Exercise details –
What is the count of lines in the listing below that hold the string "производится"? Reply with that number alone.

Supplied records –
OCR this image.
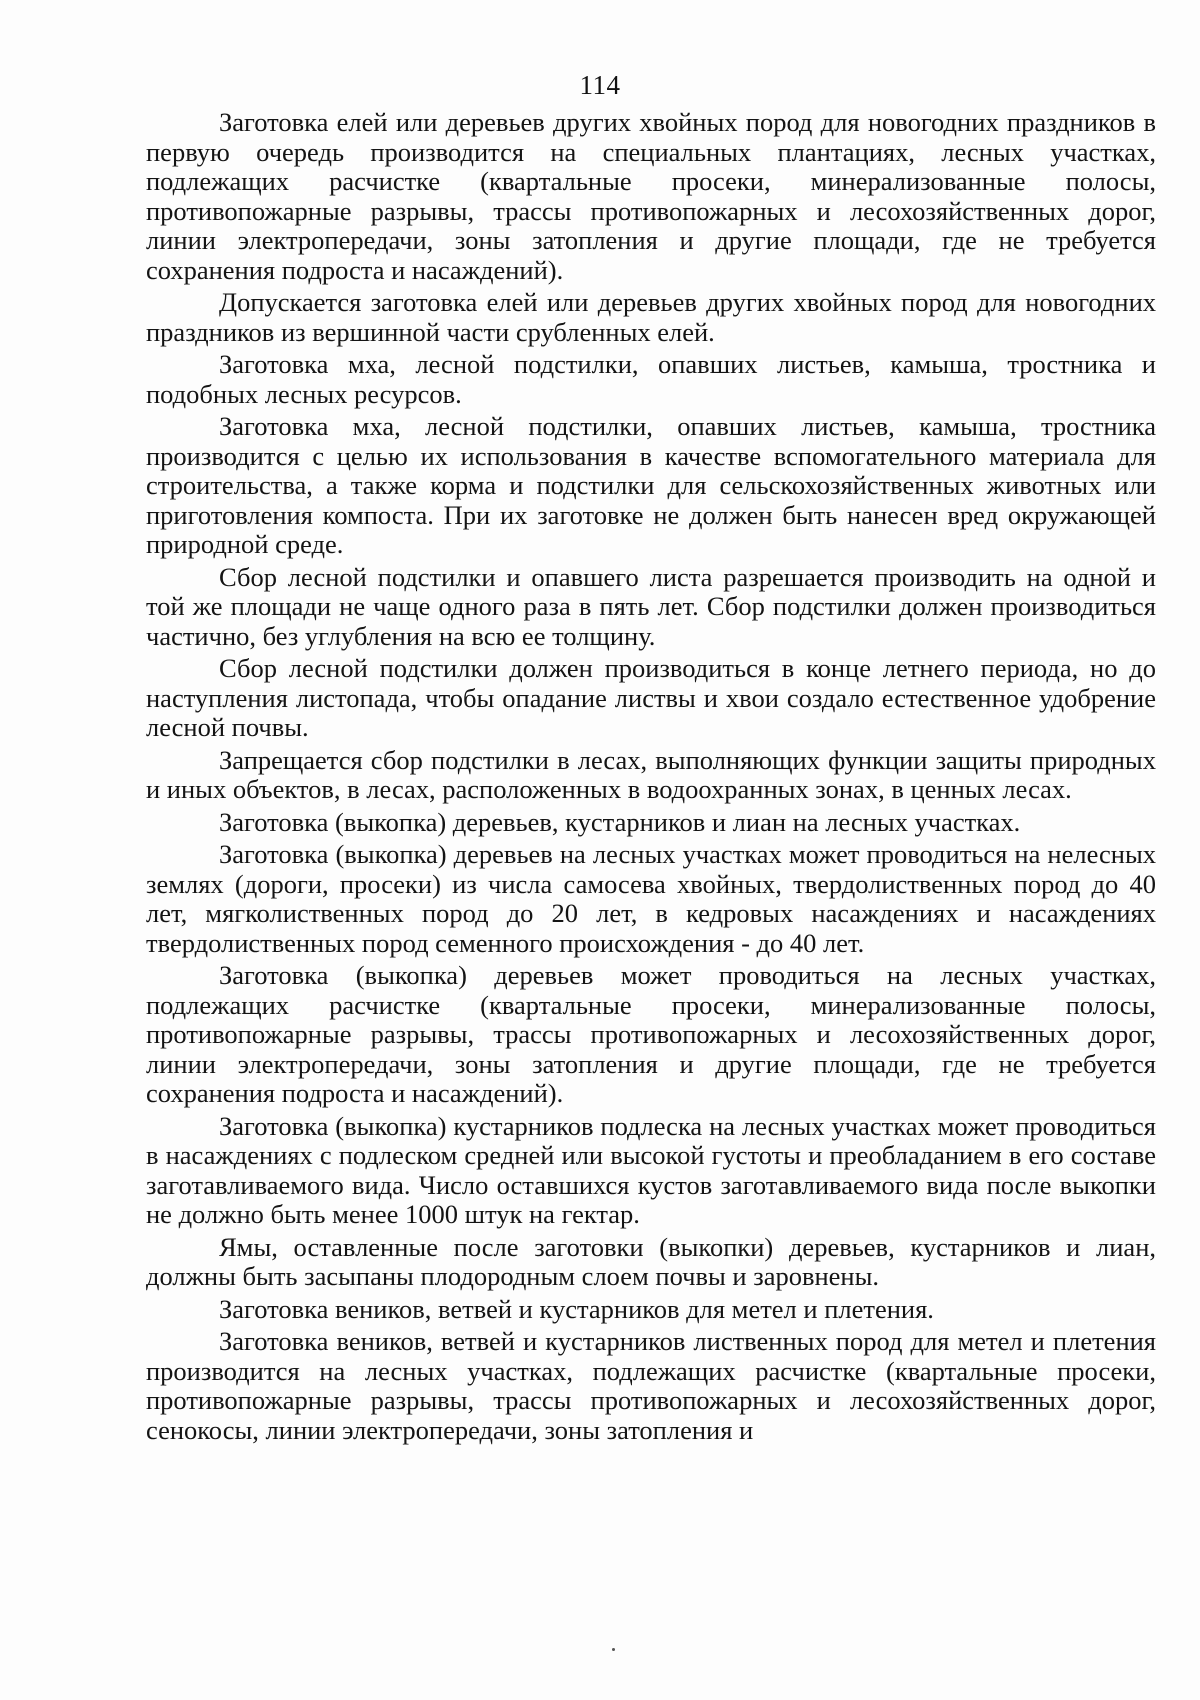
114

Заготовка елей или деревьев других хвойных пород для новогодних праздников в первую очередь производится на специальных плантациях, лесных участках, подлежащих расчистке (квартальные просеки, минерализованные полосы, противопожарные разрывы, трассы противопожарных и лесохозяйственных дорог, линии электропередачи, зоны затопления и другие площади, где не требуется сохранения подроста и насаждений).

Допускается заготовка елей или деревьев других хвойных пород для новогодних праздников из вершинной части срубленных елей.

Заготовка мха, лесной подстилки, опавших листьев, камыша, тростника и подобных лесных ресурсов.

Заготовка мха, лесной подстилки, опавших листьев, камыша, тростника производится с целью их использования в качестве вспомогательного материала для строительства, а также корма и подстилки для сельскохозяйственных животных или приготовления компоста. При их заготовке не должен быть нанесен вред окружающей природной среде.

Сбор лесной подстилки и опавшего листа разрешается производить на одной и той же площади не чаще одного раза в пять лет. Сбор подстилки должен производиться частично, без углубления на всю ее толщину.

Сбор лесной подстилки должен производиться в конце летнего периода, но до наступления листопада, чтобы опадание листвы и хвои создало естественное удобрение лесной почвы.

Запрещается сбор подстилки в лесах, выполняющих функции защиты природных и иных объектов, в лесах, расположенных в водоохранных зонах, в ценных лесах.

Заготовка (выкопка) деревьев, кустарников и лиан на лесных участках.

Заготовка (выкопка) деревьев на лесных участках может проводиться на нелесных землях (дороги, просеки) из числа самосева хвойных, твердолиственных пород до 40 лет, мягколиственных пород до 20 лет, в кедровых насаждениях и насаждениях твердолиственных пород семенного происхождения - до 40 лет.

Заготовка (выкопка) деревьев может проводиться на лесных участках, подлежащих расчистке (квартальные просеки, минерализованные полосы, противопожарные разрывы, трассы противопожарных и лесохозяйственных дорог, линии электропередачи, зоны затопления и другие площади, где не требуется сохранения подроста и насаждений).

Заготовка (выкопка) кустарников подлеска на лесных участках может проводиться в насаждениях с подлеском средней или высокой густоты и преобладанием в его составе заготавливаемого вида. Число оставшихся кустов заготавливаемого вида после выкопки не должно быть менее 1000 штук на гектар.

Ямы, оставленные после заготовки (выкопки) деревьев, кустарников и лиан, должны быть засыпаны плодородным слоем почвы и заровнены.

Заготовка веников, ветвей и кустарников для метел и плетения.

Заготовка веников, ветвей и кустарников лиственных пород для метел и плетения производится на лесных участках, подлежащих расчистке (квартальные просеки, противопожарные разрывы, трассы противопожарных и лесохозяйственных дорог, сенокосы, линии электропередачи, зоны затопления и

Answer –
3